* [Objective]: Copy out all lines carrying the word "طرابلس".

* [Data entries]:
★ ★ ★ ★

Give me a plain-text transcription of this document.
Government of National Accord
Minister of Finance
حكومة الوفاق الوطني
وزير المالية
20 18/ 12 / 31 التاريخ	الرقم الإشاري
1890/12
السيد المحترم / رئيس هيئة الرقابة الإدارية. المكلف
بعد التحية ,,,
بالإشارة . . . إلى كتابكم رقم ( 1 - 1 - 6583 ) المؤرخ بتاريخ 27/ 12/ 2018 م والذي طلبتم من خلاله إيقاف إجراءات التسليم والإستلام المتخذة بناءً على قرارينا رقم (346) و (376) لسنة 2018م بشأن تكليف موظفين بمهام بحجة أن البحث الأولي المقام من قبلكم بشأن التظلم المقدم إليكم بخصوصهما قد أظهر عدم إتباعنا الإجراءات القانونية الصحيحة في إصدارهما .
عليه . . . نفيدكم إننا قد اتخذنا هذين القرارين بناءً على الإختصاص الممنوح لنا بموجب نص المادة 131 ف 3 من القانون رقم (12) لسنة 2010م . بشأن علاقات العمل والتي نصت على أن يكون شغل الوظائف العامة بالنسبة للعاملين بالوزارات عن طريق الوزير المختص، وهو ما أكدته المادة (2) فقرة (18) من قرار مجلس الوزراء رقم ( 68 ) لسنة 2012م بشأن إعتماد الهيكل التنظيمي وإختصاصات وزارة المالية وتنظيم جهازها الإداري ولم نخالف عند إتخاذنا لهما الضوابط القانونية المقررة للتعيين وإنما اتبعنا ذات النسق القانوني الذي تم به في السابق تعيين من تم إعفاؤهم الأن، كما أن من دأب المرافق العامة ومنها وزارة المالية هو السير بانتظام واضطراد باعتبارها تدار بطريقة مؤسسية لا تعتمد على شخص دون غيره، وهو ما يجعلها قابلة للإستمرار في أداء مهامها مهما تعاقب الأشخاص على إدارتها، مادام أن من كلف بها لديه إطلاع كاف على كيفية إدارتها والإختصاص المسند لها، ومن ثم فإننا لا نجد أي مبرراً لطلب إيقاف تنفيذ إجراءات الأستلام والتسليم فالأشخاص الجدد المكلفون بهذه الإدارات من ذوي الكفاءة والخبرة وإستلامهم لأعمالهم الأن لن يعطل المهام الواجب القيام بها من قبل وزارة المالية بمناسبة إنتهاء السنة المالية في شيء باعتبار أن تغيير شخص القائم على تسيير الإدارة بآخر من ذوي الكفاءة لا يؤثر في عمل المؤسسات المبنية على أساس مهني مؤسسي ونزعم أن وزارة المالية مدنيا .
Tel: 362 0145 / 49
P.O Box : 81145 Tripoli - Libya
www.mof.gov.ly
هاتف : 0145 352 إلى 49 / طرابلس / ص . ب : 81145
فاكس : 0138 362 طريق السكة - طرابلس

★ ★ ★ ★

* [Result for this task]:
هاتف : 0145 352 إلى 49 / طرابلس / ص . ب : 81145
فاكس : 0138 362 طريق السكة - طرابلس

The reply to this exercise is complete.